Figure dataset records
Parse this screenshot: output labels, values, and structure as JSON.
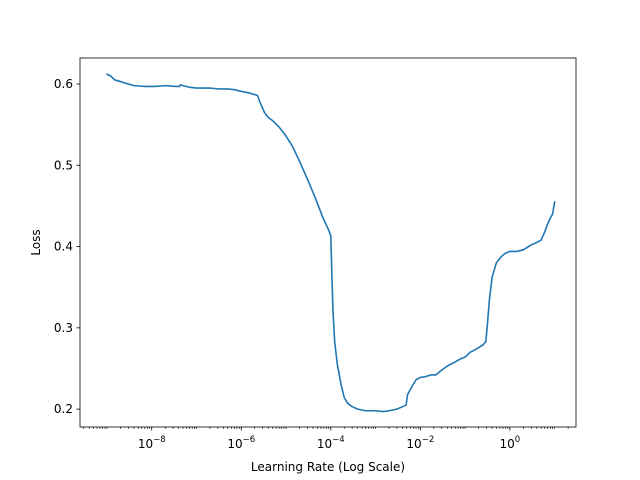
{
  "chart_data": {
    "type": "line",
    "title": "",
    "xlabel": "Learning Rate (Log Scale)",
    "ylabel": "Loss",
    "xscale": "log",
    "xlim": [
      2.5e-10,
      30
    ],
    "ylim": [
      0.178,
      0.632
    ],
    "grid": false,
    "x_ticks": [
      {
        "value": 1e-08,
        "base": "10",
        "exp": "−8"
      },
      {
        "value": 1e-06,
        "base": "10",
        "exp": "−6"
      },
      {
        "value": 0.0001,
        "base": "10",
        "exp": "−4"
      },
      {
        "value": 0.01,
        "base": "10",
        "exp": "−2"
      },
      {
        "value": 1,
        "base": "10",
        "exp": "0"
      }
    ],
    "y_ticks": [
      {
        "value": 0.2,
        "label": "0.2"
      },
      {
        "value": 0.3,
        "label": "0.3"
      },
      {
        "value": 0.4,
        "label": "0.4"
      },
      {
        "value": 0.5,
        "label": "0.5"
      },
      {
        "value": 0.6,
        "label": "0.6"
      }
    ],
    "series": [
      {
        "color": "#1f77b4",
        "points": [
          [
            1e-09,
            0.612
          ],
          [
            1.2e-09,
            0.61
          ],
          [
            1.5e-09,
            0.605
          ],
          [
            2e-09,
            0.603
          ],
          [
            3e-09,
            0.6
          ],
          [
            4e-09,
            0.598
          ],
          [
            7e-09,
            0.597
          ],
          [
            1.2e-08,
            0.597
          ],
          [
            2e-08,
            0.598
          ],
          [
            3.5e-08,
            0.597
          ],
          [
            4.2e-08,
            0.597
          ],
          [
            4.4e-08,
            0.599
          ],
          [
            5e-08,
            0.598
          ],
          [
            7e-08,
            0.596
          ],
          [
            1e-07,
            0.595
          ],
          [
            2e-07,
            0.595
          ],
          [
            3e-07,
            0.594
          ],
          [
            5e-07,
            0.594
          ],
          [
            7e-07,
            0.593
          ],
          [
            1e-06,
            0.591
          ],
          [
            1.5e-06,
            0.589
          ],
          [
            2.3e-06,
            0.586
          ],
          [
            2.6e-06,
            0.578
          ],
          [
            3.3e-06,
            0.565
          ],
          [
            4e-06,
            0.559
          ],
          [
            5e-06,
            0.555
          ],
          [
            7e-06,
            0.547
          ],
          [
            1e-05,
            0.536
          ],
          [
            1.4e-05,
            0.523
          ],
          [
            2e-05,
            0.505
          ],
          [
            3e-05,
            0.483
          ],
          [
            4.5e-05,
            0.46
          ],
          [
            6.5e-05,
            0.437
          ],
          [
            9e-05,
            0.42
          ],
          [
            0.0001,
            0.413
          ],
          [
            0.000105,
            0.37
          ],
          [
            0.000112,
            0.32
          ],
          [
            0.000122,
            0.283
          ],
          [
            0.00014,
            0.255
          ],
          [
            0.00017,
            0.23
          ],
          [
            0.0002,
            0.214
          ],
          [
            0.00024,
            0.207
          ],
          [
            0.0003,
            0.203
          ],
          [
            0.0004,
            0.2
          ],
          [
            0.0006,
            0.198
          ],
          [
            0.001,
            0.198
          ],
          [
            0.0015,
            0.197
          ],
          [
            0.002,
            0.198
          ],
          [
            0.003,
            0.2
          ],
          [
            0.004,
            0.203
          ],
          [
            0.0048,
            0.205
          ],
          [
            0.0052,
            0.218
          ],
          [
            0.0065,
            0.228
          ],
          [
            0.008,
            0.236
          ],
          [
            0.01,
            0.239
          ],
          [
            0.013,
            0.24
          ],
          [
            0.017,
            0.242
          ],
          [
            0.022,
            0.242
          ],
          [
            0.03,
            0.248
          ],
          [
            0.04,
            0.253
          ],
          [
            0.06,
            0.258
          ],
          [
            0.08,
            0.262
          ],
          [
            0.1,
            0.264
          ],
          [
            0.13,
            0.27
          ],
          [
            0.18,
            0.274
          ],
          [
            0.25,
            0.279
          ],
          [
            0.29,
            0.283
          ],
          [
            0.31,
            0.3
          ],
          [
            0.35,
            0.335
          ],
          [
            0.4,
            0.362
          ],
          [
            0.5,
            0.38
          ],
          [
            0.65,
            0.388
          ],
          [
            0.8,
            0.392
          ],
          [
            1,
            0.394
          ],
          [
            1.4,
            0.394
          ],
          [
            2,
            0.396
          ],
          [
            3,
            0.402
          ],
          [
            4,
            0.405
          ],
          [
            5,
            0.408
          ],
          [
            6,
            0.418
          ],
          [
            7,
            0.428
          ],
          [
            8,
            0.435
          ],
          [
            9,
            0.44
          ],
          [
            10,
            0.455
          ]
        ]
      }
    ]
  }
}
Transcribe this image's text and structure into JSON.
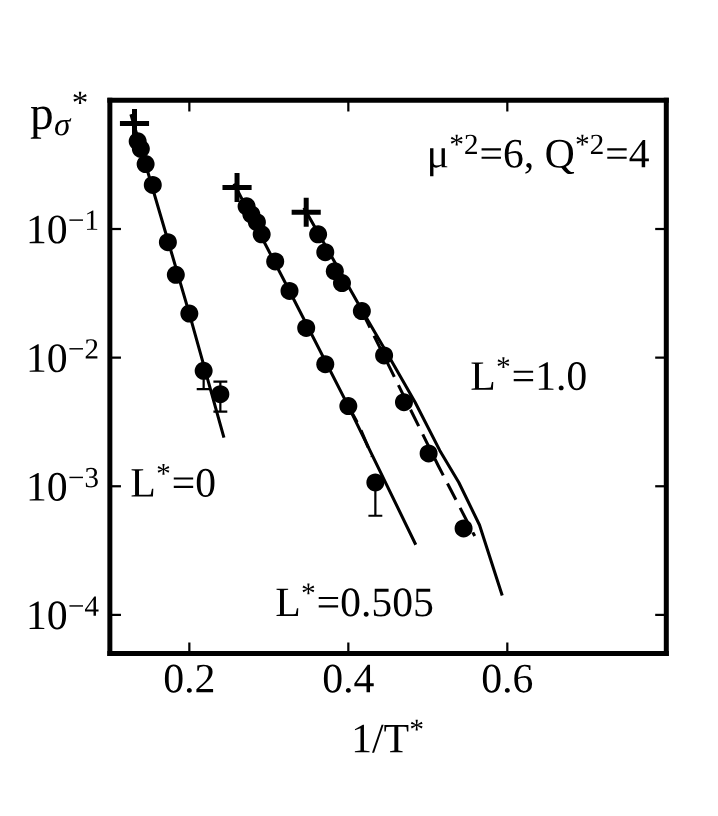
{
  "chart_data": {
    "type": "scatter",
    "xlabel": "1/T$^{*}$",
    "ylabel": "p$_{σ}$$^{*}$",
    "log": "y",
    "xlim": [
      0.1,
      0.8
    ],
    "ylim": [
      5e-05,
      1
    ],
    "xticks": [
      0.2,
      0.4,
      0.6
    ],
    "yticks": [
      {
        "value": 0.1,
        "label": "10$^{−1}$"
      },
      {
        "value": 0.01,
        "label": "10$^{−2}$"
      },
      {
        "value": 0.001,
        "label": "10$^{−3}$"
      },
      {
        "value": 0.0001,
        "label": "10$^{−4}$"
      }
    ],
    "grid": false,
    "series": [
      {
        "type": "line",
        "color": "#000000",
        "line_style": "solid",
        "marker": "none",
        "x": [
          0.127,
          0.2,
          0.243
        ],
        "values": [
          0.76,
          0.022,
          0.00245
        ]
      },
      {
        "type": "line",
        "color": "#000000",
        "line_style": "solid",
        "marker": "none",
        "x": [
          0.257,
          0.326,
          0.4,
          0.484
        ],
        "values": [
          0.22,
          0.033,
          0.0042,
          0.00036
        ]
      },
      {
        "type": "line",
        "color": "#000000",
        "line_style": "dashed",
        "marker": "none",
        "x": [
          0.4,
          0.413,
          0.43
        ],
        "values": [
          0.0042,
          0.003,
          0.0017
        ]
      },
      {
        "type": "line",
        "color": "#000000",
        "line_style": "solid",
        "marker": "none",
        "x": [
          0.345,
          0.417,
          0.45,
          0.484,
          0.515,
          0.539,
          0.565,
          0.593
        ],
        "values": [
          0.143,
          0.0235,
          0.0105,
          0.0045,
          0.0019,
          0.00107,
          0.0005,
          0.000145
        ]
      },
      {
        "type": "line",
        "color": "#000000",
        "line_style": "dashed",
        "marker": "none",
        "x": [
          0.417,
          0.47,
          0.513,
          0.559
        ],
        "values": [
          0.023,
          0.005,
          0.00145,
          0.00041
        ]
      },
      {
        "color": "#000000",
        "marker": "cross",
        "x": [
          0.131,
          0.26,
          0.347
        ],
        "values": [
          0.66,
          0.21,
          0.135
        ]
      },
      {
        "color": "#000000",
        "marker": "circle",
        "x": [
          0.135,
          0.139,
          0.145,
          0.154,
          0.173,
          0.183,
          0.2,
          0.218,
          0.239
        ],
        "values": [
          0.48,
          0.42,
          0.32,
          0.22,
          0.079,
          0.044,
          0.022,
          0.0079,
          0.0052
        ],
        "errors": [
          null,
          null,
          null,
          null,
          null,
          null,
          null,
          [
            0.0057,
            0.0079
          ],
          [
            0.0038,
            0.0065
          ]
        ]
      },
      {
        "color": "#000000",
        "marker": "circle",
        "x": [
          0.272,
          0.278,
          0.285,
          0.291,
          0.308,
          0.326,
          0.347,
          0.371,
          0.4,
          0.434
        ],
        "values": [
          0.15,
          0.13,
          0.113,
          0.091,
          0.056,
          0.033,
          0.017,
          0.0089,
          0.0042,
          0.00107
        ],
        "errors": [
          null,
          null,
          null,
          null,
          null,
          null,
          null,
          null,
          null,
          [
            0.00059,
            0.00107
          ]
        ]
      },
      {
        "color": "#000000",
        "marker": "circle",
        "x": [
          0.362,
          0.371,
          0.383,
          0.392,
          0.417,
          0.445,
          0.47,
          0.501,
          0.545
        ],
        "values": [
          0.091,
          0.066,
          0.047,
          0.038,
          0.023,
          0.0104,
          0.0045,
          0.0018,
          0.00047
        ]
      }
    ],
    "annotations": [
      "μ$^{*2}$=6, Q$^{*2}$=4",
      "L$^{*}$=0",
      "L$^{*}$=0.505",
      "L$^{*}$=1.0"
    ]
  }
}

Objective:
Looking at the entries above, how many lines contain the word "JSON"? Answer with the number alone.

Solution to this exercise:
2